Stored data entries:
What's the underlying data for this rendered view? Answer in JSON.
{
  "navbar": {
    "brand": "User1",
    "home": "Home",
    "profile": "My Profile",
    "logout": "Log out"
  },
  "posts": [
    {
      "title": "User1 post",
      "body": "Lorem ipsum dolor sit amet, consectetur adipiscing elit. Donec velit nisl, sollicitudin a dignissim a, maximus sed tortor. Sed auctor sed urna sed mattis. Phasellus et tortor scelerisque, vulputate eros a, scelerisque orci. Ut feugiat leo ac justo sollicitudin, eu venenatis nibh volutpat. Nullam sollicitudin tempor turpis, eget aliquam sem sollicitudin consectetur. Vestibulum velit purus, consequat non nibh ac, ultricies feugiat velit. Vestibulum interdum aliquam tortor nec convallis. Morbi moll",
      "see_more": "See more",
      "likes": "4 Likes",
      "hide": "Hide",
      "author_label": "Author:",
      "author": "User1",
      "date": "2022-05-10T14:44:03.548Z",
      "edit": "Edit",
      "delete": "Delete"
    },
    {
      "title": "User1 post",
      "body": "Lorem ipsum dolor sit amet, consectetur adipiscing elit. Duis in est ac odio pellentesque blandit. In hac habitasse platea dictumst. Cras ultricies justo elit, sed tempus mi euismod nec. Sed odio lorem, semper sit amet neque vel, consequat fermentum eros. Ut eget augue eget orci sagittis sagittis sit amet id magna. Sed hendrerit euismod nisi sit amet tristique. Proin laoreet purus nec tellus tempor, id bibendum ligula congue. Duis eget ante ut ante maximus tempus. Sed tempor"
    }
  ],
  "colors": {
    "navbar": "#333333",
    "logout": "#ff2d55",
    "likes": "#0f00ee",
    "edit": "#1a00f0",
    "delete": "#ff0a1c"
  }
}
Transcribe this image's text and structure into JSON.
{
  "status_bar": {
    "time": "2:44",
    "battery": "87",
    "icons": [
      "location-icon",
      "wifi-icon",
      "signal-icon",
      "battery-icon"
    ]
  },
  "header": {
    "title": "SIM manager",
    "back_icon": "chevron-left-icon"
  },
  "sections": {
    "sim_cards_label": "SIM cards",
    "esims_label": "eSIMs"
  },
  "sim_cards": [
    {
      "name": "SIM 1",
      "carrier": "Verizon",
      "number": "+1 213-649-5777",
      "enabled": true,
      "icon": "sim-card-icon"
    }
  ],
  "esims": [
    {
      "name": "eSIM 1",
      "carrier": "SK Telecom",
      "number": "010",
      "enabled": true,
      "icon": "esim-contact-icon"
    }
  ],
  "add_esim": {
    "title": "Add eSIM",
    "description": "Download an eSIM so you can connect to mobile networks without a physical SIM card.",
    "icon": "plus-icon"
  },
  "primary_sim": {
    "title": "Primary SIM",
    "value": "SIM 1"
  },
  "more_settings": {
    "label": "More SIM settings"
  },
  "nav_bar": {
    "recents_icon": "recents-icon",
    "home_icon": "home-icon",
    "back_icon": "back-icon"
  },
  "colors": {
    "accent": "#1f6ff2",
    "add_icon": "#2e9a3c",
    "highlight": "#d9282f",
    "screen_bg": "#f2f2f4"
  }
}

TASK DIRECTIONS:
From the line holding "Transcribe this image's" down to the final line above, quote every line exactly and only those lines.

TASK SOLUTION:
Transcribe this image's text and structure into JSON.
{
  "status_bar": {
    "time": "2:44",
    "battery": "87",
    "icons": [
      "location-icon",
      "wifi-icon",
      "signal-icon",
      "battery-icon"
    ]
  },
  "header": {
    "title": "SIM manager",
    "back_icon": "chevron-left-icon"
  },
  "sections": {
    "sim_cards_label": "SIM cards",
    "esims_label": "eSIMs"
  },
  "sim_cards": [
    {
      "name": "SIM 1",
      "carrier": "Verizon",
      "number": "+1 213-649-5777",
      "enabled": true,
      "icon": "sim-card-icon"
    }
  ],
  "esims": [
    {
      "name": "eSIM 1",
      "carrier": "SK Telecom",
      "number": "010",
      "enabled": true,
      "icon": "esim-contact-icon"
    }
  ],
  "add_esim": {
    "title": "Add eSIM",
    "description": "Download an eSIM so you can connect to mobile networks without a physical SIM card.",
    "icon": "plus-icon"
  },
  "primary_sim": {
    "title": "Primary SIM",
    "value": "SIM 1"
  },
  "more_settings": {
    "label": "More SIM settings"
  },
  "nav_bar": {
    "recents_icon": "recents-icon",
    "home_icon": "home-icon",
    "back_icon": "back-icon"
  },
  "colors": {
    "accent": "#1f6ff2",
    "add_icon": "#2e9a3c",
    "highlight": "#d9282f",
    "screen_bg": "#f2f2f4"
  }
}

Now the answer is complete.